(EXERCISE):
Drop the pictures, then extract the listing word for word.
○ ○ ○
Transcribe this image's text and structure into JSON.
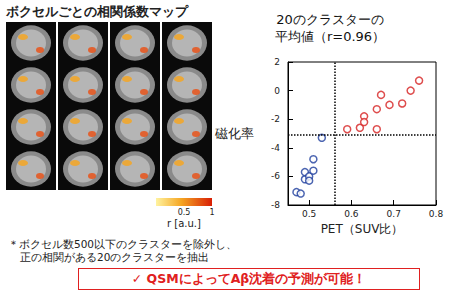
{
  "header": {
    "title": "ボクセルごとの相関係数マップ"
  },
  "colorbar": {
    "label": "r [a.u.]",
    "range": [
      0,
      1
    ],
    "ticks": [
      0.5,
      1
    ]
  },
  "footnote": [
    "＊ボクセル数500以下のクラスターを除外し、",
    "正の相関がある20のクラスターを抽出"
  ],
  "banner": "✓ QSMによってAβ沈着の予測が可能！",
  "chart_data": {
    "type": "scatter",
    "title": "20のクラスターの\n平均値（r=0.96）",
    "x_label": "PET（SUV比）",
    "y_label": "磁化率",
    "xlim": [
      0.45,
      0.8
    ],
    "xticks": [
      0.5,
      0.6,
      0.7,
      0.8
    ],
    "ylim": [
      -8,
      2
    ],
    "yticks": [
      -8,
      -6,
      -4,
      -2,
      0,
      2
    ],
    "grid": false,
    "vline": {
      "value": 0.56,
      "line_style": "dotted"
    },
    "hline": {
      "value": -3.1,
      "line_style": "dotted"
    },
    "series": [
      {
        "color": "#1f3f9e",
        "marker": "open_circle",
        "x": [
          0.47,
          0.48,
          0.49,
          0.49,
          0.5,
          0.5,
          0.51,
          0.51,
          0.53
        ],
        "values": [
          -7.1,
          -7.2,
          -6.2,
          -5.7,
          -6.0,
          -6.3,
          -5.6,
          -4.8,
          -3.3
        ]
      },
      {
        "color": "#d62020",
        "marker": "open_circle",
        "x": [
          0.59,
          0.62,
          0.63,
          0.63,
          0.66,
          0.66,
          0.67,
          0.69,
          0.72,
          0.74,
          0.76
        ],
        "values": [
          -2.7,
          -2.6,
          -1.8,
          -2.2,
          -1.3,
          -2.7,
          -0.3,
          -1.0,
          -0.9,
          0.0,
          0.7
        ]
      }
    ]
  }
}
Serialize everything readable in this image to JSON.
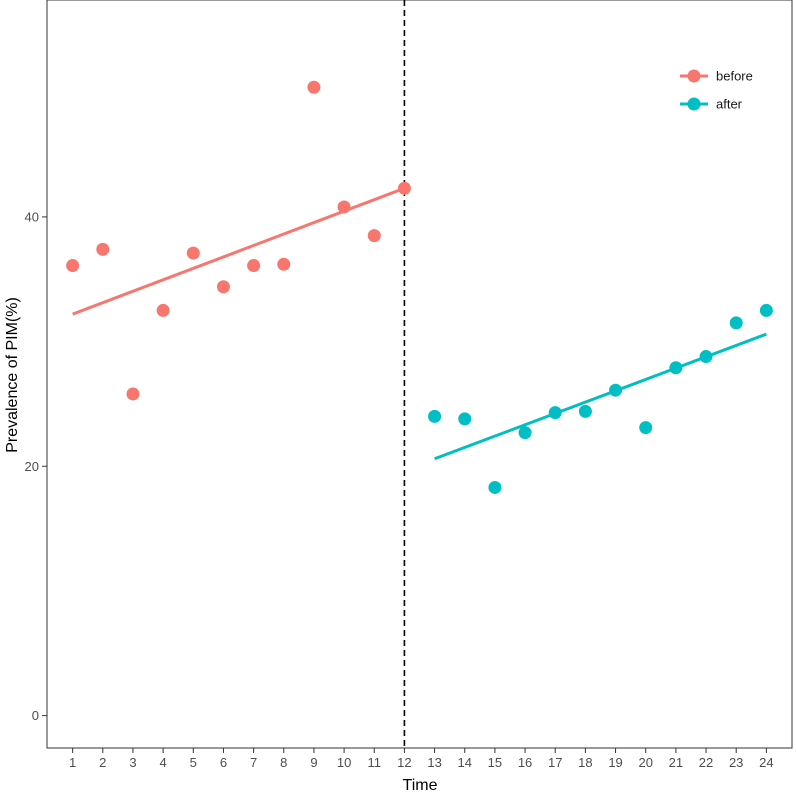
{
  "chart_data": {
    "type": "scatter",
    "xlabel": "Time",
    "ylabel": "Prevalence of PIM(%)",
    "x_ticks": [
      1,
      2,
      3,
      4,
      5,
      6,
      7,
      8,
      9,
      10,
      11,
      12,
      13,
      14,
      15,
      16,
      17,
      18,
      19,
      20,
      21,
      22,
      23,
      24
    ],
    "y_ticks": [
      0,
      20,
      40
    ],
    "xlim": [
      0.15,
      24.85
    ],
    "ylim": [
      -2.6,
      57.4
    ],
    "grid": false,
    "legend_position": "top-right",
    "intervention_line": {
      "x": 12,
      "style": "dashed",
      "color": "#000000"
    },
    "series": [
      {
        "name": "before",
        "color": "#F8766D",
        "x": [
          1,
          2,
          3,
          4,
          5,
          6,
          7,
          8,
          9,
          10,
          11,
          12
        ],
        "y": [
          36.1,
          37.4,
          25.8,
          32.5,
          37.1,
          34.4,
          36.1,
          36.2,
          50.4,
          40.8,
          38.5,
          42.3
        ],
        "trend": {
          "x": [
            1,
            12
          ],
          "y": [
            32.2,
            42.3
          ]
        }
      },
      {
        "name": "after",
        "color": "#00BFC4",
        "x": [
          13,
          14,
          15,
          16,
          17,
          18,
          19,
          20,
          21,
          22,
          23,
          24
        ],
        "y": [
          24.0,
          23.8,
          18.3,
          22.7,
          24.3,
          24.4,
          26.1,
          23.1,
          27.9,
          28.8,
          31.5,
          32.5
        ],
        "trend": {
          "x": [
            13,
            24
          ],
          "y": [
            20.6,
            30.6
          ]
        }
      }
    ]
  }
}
○ ○ ○
(REPLY):
Transcribe this image's text and structure into JSON.
{
  "header": {
    "title": "ボクセルごとの相関係数マップ"
  },
  "colorbar": {
    "label": "r [a.u.]",
    "range": [
      0,
      1
    ],
    "ticks": [
      0.5,
      1
    ]
  },
  "footnote": [
    "＊ボクセル数500以下のクラスターを除外し、",
    "正の相関がある20のクラスターを抽出"
  ],
  "banner": "✓ QSMによってAβ沈着の予測が可能！",
  "chart_data": {
    "type": "scatter",
    "title": "20のクラスターの\n平均値（r=0.96）",
    "x_label": "PET（SUV比）",
    "y_label": "磁化率",
    "xlim": [
      0.45,
      0.8
    ],
    "xticks": [
      0.5,
      0.6,
      0.7,
      0.8
    ],
    "ylim": [
      -8,
      2
    ],
    "yticks": [
      -8,
      -6,
      -4,
      -2,
      0,
      2
    ],
    "grid": false,
    "vline": {
      "value": 0.56,
      "line_style": "dotted"
    },
    "hline": {
      "value": -3.1,
      "line_style": "dotted"
    },
    "series": [
      {
        "color": "#1f3f9e",
        "marker": "open_circle",
        "x": [
          0.47,
          0.48,
          0.49,
          0.49,
          0.5,
          0.5,
          0.51,
          0.51,
          0.53
        ],
        "values": [
          -7.1,
          -7.2,
          -6.2,
          -5.7,
          -6.0,
          -6.3,
          -5.6,
          -4.8,
          -3.3
        ]
      },
      {
        "color": "#d62020",
        "marker": "open_circle",
        "x": [
          0.59,
          0.62,
          0.63,
          0.63,
          0.66,
          0.66,
          0.67,
          0.69,
          0.72,
          0.74,
          0.76
        ],
        "values": [
          -2.7,
          -2.6,
          -1.8,
          -2.2,
          -1.3,
          -2.7,
          -0.3,
          -1.0,
          -0.9,
          0.0,
          0.7
        ]
      }
    ]
  }
}
Serialize everything readable in this image to JSON.
{
  "chart_data": {
    "type": "scatter",
    "xlabel": "Time",
    "ylabel": "Prevalence of PIM(%)",
    "x_ticks": [
      1,
      2,
      3,
      4,
      5,
      6,
      7,
      8,
      9,
      10,
      11,
      12,
      13,
      14,
      15,
      16,
      17,
      18,
      19,
      20,
      21,
      22,
      23,
      24
    ],
    "y_ticks": [
      0,
      20,
      40
    ],
    "xlim": [
      0.15,
      24.85
    ],
    "ylim": [
      -2.6,
      57.4
    ],
    "grid": false,
    "legend_position": "top-right",
    "intervention_line": {
      "x": 12,
      "style": "dashed",
      "color": "#000000"
    },
    "series": [
      {
        "name": "before",
        "color": "#F8766D",
        "x": [
          1,
          2,
          3,
          4,
          5,
          6,
          7,
          8,
          9,
          10,
          11,
          12
        ],
        "y": [
          36.1,
          37.4,
          25.8,
          32.5,
          37.1,
          34.4,
          36.1,
          36.2,
          50.4,
          40.8,
          38.5,
          42.3
        ],
        "trend": {
          "x": [
            1,
            12
          ],
          "y": [
            32.2,
            42.3
          ]
        }
      },
      {
        "name": "after",
        "color": "#00BFC4",
        "x": [
          13,
          14,
          15,
          16,
          17,
          18,
          19,
          20,
          21,
          22,
          23,
          24
        ],
        "y": [
          24.0,
          23.8,
          18.3,
          22.7,
          24.3,
          24.4,
          26.1,
          23.1,
          27.9,
          28.8,
          31.5,
          32.5
        ],
        "trend": {
          "x": [
            13,
            24
          ],
          "y": [
            20.6,
            30.6
          ]
        }
      }
    ]
  }
}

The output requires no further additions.